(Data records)
☆ ☆ ☆ ☆

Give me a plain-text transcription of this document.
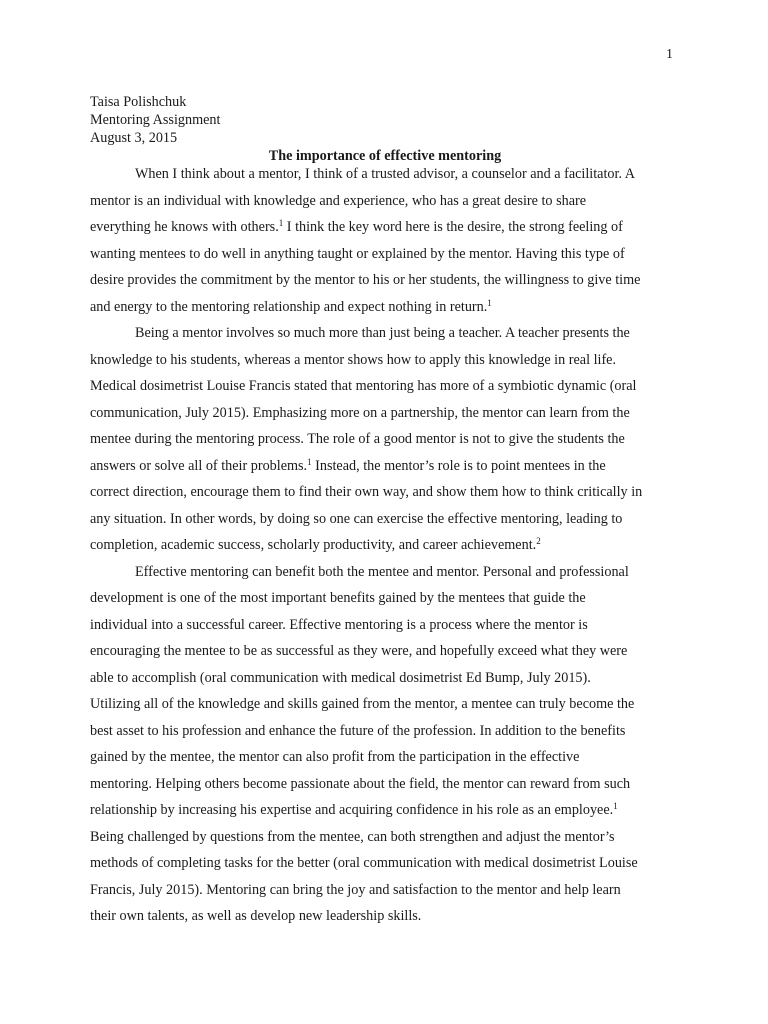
1
Taisa Polishchuk
Mentoring Assignment
August 3, 2015
The importance of effective mentoring
When I think about a mentor, I think of a trusted advisor, a counselor and a facilitator. A
mentor is an individual with knowledge and experience, who has a great desire to share
everything he knows with others.$^1$ I think the key word here is the desire, the strong feeling of
wanting mentees to do well in anything taught or explained by the mentor. Having this type of
desire provides the commitment by the mentor to his or her students, the willingness to give time
and energy to the mentoring relationship and expect nothing in return.$^1$
Being a mentor involves so much more than just being a teacher. A teacher presents the
knowledge to his students, whereas a mentor shows how to apply this knowledge in real life.
Medical dosimetrist Louise Francis stated that mentoring has more of a symbiotic dynamic (oral
communication, July 2015). Emphasizing more on a partnership, the mentor can learn from the
mentee during the mentoring process. The role of a good mentor is not to give the students the
answers or solve all of their problems.$^1$ Instead, the mentor’s role is to point mentees in the
correct direction, encourage them to find their own way, and show them how to think critically in
any situation. In other words, by doing so one can exercise the effective mentoring, leading to
completion, academic success, scholarly productivity, and career achievement.$^2$
Effective mentoring can benefit both the mentee and mentor. Personal and professional
development is one of the most important benefits gained by the mentees that guide the
individual into a successful career. Effective mentoring is a process where the mentor is
encouraging the mentee to be as successful as they were, and hopefully exceed what they were
able to accomplish (oral communication with medical dosimetrist Ed Bump, July 2015).
Utilizing all of the knowledge and skills gained from the mentor, a mentee can truly become the
best asset to his profession and enhance the future of the profession. In addition to the benefits
gained by the mentee, the mentor can also profit from the participation in the effective
mentoring. Helping others become passionate about the field, the mentor can reward from such
relationship by increasing his expertise and acquiring confidence in his role as an employee.$^1$
Being challenged by questions from the mentee, can both strengthen and adjust the mentor’s
methods of completing tasks for the better (oral communication with medical dosimetrist Louise
Francis, July 2015). Mentoring can bring the joy and satisfaction to the mentor and help learn
their own talents, as well as develop new leadership skills.
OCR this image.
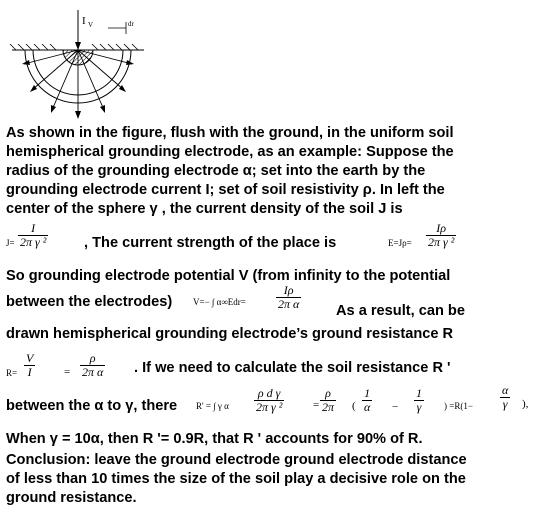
I V	dr
As shown in the figure, flush with the ground, in the uniform soil
hemispherical grounding electrode, as an example: Suppose the
radius of the grounding electrode α; set into the earth by the
grounding electrode current I; set of soil resistivity ρ. In left the
center of the sphere γ , the current density of the soil J is
$J= \frac{I}{\text{2π γ ²}}$ , The current strength of the place is	$E=J\rho= \frac{I\rho}{\text{2π γ ²}}$
So grounding electrode potential V (from infinity to the potential
between the electrodes) V=− ∫ α∞Edr=	$\frac{I\rho}{\text{2π α}}$ As a result, can be
drawn hemispherical grounding electrode’s ground resistance R
$R= \frac{V}{I}$	= $\frac{\rho}{\text{2π α}}$ . If we need to calculate the soil resistance R '
between the α to γ, there R' = ∫ γ α $\frac{\text{ρ d γ}}{\text{2π γ ²}}$	= $\frac{\rho}{2\pi}$ ( $\frac{1}{\alpha} - \frac{1}{\gamma}$ ) $=R(1- \frac{\alpha}{\gamma}$ ),
When γ = 10α, then R '= 0.9R, that R ' accounts for 90% of R.
Conclusion: leave the ground electrode ground electrode distance
of less than 10 times the size of the soil play a decisive role on the
ground resistance.
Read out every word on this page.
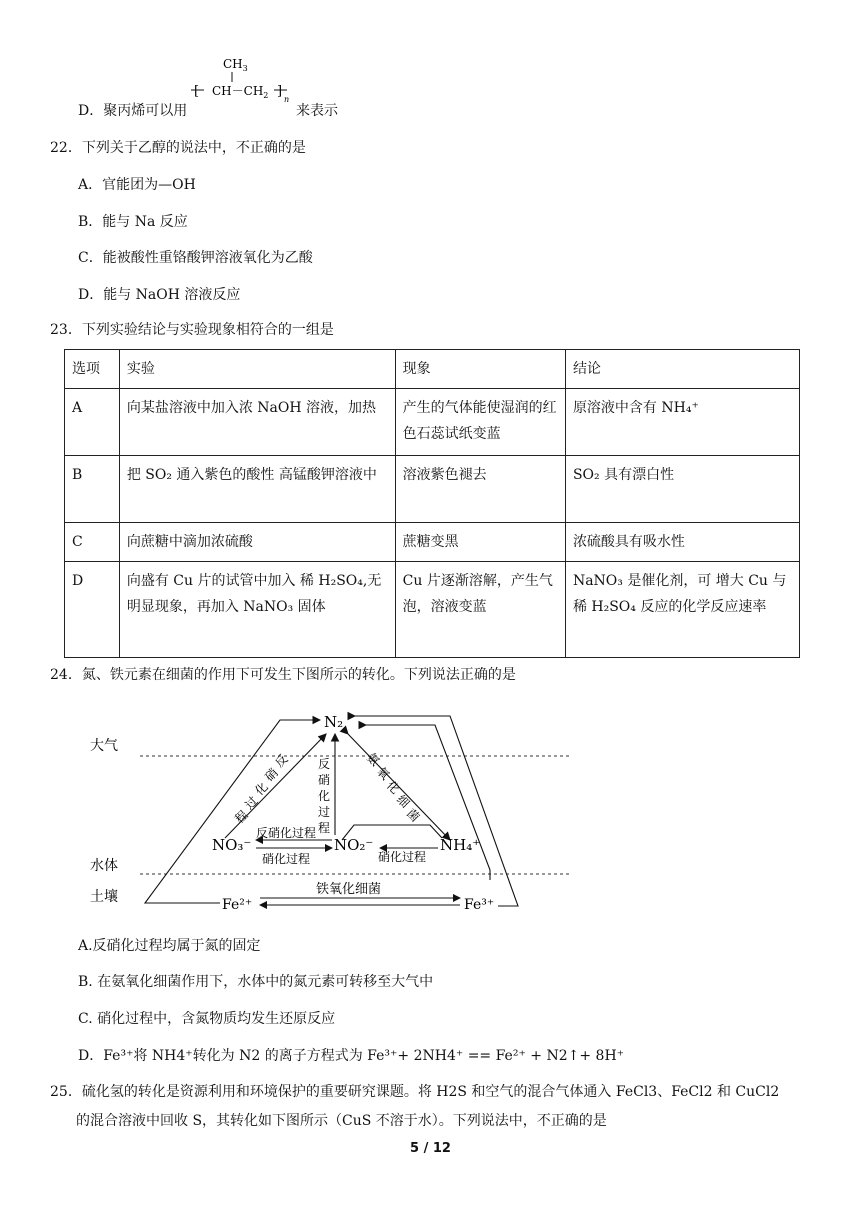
D．聚丙烯可以用
$CH_3$
[ $CH-CH_2$ ]
n
来表示
22．下列关于乙醇的说法中，不正确的是
A．官能团为—OH
B．能与 Na 反应
C．能被酸性重铬酸钾溶液氧化为乙酸
D．能与 NaOH 溶液反应
23．下列实验结论与实验现象相符合的一组是
选项	实验	现象	结论
A	向某盐溶液中加入浓 NaOH 溶液，加热	产生的气体能使湿润的红色石蕊试纸变蓝	原溶液中含有 NH₄⁺
B	把 SO₂ 通入紫色的酸性 高锰酸钾溶液中	溶液紫色褪去	SO₂ 具有漂白性
C	向蔗糖中滴加浓硫酸	蔗糖变黑	浓硫酸具有吸水性
D	向盛有 Cu 片的试管中加入 稀 H₂SO₄,无明显现象，再加入 NaNO₃ 固体	Cu 片逐渐溶解，产生气泡，溶液变蓝	NaNO₃ 是催化剂，可 增大 Cu 与稀 H₂SO₄ 反应的化学反应速率
24．氮、铁元素在细菌的作用下可发生下图所示的转化。下列说法正确的是
大气
水体
土壤
N₂
NO₃⁻	NO₂⁻	NH₄⁺
反硝化过程
硝化过程	硝化过程
反
硝
化
过
程
反
硝
化
过
程
氨
氧
化
细
菌
Fe²⁺	Fe³⁺
铁氧化细菌
A.反硝化过程均属于氮的固定
B. 在氨氧化细菌作用下，水体中的氮元素可转移至大气中
C. 硝化过程中，含氮物质均发生还原反应
D．Fe³⁺将 NH4⁺转化为 N2 的离子方程式为 Fe³⁺+ 2NH4⁺ == Fe²⁺ + N2↑+ 8H⁺
25．硫化氢的转化是资源利用和环境保护的重要研究课题。将 H2S 和空气的混合气体通入 FeCl3、FeCl2 和 CuCl2
的混合溶液中回收 S，其转化如下图所示（CuS 不溶于水）。下列说法中，不正确的是
5 / 12
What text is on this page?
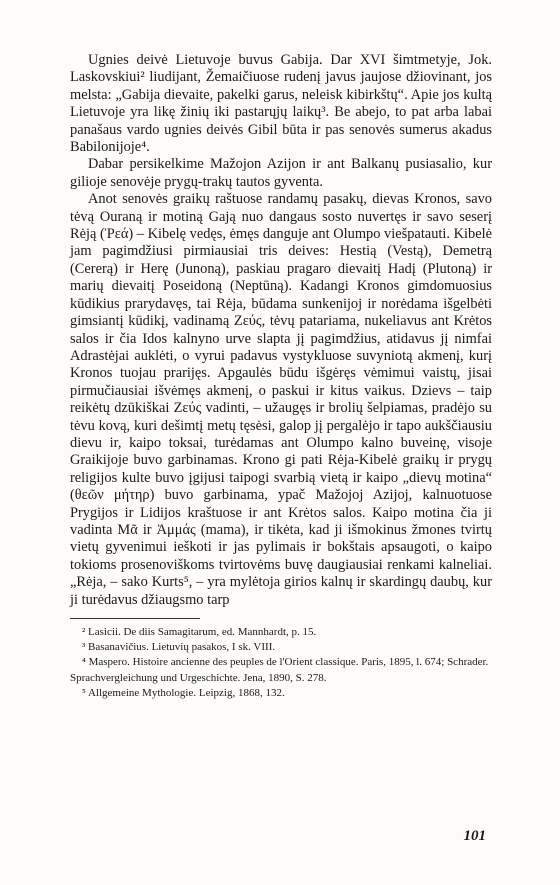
Ugnies deivė Lietuvoje buvus Gabija. Dar XVI šimtmetyje, Jok. Laskovskiui² liudijant, Žemaičiuose rudenį javus jaujose džiovinant, jos melsta: „Gabija dievaite, pakelki garus, neleisk kibirkštų“. Apie jos kultą Lietuvoje yra likę žinių iki pastarųjų laikų³. Be abejo, to pat arba labai panašaus vardo ugnies deivės Gibil būta ir pas senovės sumerus akadus Babilonijoje⁴.

Dabar persikelkime Mažojon Azijon ir ant Balkanų pusiasalio, kur gilioje senovėje prygų-trakų tautos gyventa.

Anot senovės graikų raštuose randamų pasakų, dievas Kronos, savo tėvą Ouraną ir motiną Gają nuo dangaus sosto nuvertęs ir savo seserį Rėją (Ῥεά) – Kibelę vedęs, ėmęs danguje ant Olumpo viešpatauti. Kibelė jam pagimdžiusi pirmiausiai tris deives: Hestią (Vestą), Demetrą (Cererą) ir Herę (Junoną), paskiau pragaro dievaitį Hadį (Plutoną) ir marių dievaitį Poseidoną (Neptūną). Kadangi Kronos gimdomuosius kūdikius prarydavęs, tai Rėja, būdama sunkenijoj ir norėdama išgelbėti gimsiantį kūdikį, vadinamą Ζεύς, tėvų patariama, nukeliavus ant Krėtos salos ir čia Idos kalnyno urve slapta jį pagimdžius, atidavus jį nimfai Adrastėjai auklėti, o vyrui padavus vystykluose suvyniotą akmenį, kurį Kronos tuojau prarijęs. Apgaulės būdu išgėręs vėmimui vaistų, jisai pirmučiausiai išvėmęs akmenį, o paskui ir kitus vaikus. Dzievs – taip reikėtų dzūkiškai Ζεύς vadinti, – užaugęs ir brolių šelpiamas, pradėjo su tėvu kovą, kuri dešimtį metų tęsėsi, galop jį pergalėjo ir tapo aukščiausiu dievu ir, kaipo toksai, turėdamas ant Olumpo kalno buveinę, visoje Graikijoje buvo garbinamas. Krono gi pati Rėja-Kibelė graikų ir prygų religijos kulte buvo įgijusi taipogi svarbią vietą ir kaipo „dievų motina“ (θεῶν μήτηρ) buvo garbinama, ypač Mažojoj Azijoj, kalnuotuose Prygijos ir Lidijos kraštuose ir ant Krėtos salos. Kaipo motina čia ji vadinta Μᾶ ir Ἀμμάς (mama), ir tikėta, kad ji išmokinus žmones tvirtų vietų gyvenimui ieškoti ir jas pylimais ir bokštais apsaugoti, o kaipo tokioms prosenoviškoms tvirtovėms buvę daugiausiai renkami kalneliai. „Rėja, – sako Kurts⁵, – yra mylėtoja girios kalnų ir skardingų daubų, kur ji turėdavus džiaugsmo tarp

² Lasicii. De diis Samagitarum, ed. Mannhardt, p. 15.

³ Basanavičius. Lietuvių pasakos, I sk. VIII.

⁴ Maspero. Histoire ancienne des peuples de l'Orient classique. Paris, 1895, l. 674; Schrader. Sprachvergleichung und Urgeschichte. Jena, 1890, S. 278.

⁵ Allgemeine Mythologie. Leipzig, 1868, 132.

101
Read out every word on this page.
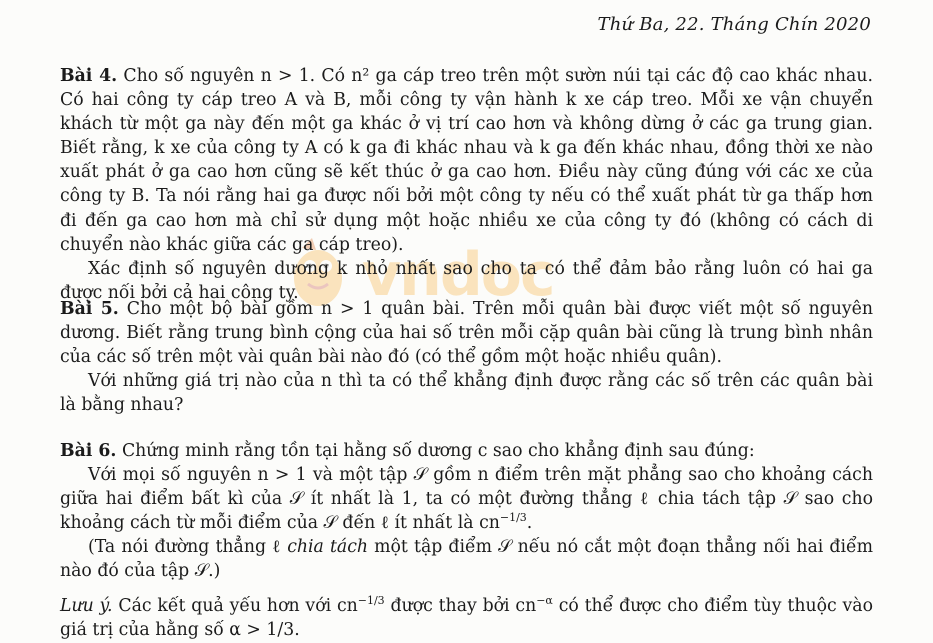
Thứ Ba, 22. Tháng Chín 2020
vndoc

Bài 4. Cho số nguyên n > 1. Có n² ga cáp treo trên một sườn núi tại các độ cao khác nhau. Có hai công ty cáp treo A và B, mỗi công ty vận hành k xe cáp treo. Mỗi xe vận chuyển khách từ một ga này đến một ga khác ở vị trí cao hơn và không dừng ở các ga trung gian. Biết rằng, k xe của công ty A có k ga đi khác nhau và k ga đến khác nhau, đồng thời xe nào xuất phát ở ga cao hơn cũng sẽ kết thúc ở ga cao hơn. Điều này cũng đúng với các xe của công ty B. Ta nói rằng hai ga được nối bởi một công ty nếu có thể xuất phát từ ga thấp hơn đi đến ga cao hơn mà chỉ sử dụng một hoặc nhiều xe của công ty đó (không có cách di chuyển nào khác giữa các ga cáp treo).

Xác định số nguyên dương k nhỏ nhất sao cho ta có thể đảm bảo rằng luôn có hai ga được nối bởi cả hai công ty.

Bài 5. Cho một bộ bài gồm n > 1 quân bài. Trên mỗi quân bài được viết một số nguyên dương. Biết rằng trung bình cộng của hai số trên mỗi cặp quân bài cũng là trung bình nhân của các số trên một vài quân bài nào đó (có thể gồm một hoặc nhiều quân).

Với những giá trị nào của n thì ta có thể khẳng định được rằng các số trên các quân bài là bằng nhau?

Bài 6. Chứng minh rằng tồn tại hằng số dương c sao cho khẳng định sau đúng:

Với mọi số nguyên n > 1 và một tập 𝒮 gồm n điểm trên mặt phẳng sao cho khoảng cách giữa hai điểm bất kì của 𝒮 ít nhất là 1, ta có một đường thẳng ℓ chia tách tập 𝒮 sao cho khoảng cách từ mỗi điểm của 𝒮 đến ℓ ít nhất là $cn^{-1/3}$.

(Ta nói đường thẳng ℓ chia tách một tập điểm 𝒮 nếu nó cắt một đoạn thẳng nối hai điểm nào đó của tập 𝒮.)

Lưu ý. Các kết quả yếu hơn với $cn^{-1/3}$ được thay bởi $cn^{-\alpha}$ có thể được cho điểm tùy thuộc vào giá trị của hằng số α > 1/3.
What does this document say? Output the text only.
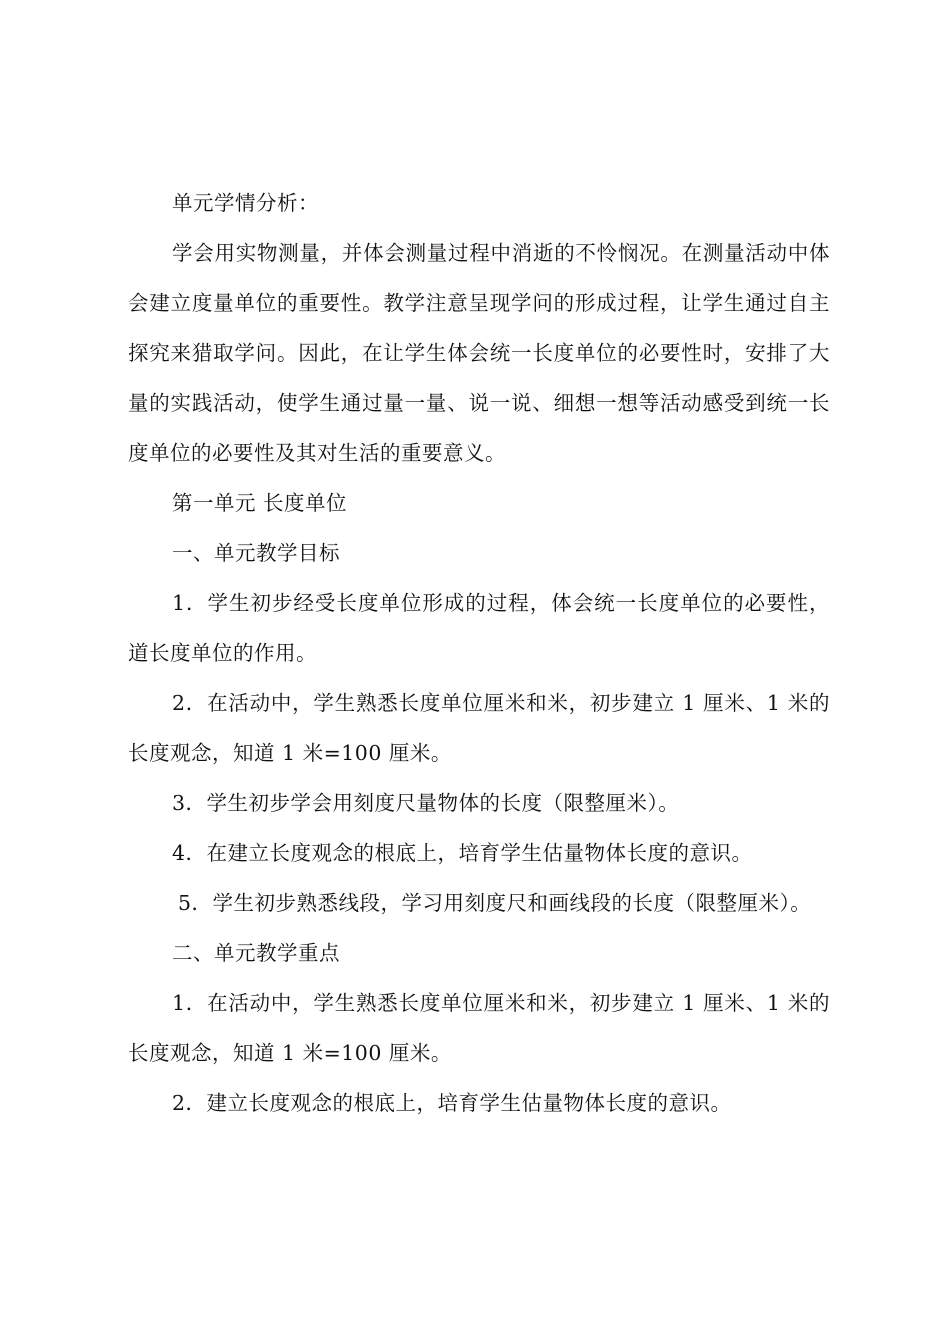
单元学情分析：

学会用实物测量，并体会测量过程中消逝的不怜悯况。在测量活动中体会建立度量单位的重要性。教学注意呈现学问的形成过程，让学生通过自主探究来猎取学问。因此，在让学生体会统一长度单位的必要性时，安排了大量的实践活动，使学生通过量一量、说一说、细想一想等活动感受到统一长度单位的必要性及其对生活的重要意义。

第一单元 长度单位

一、单元教学目标

1．学生初步经受长度单位形成的过程，体会统一长度单位的必要性，道长度单位的作用。

2．在活动中，学生熟悉长度单位厘米和米，初步建立 1 厘米、1 米的长度观念，知道 1 米=100 厘米。

3．学生初步学会用刻度尺量物体的长度（限整厘米）。

4．在建立长度观念的根底上，培育学生估量物体长度的意识。

5．学生初步熟悉线段，学习用刻度尺和画线段的长度（限整厘米）。

二、单元教学重点

1．在活动中，学生熟悉长度单位厘米和米，初步建立 1 厘米、1 米的长度观念，知道 1 米=100 厘米。

2．建立长度观念的根底上，培育学生估量物体长度的意识。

☆ ☆ ☆ ☆

● **Work required**:
Within the listing above, copy each line that has the string "relationship".

● **Answer to this exercise**:
and energy to the mentoring relationship and expect nothing in return.$^1$
relationship by increasing his expertise and acquiring confidence in his role as an employee.$^1$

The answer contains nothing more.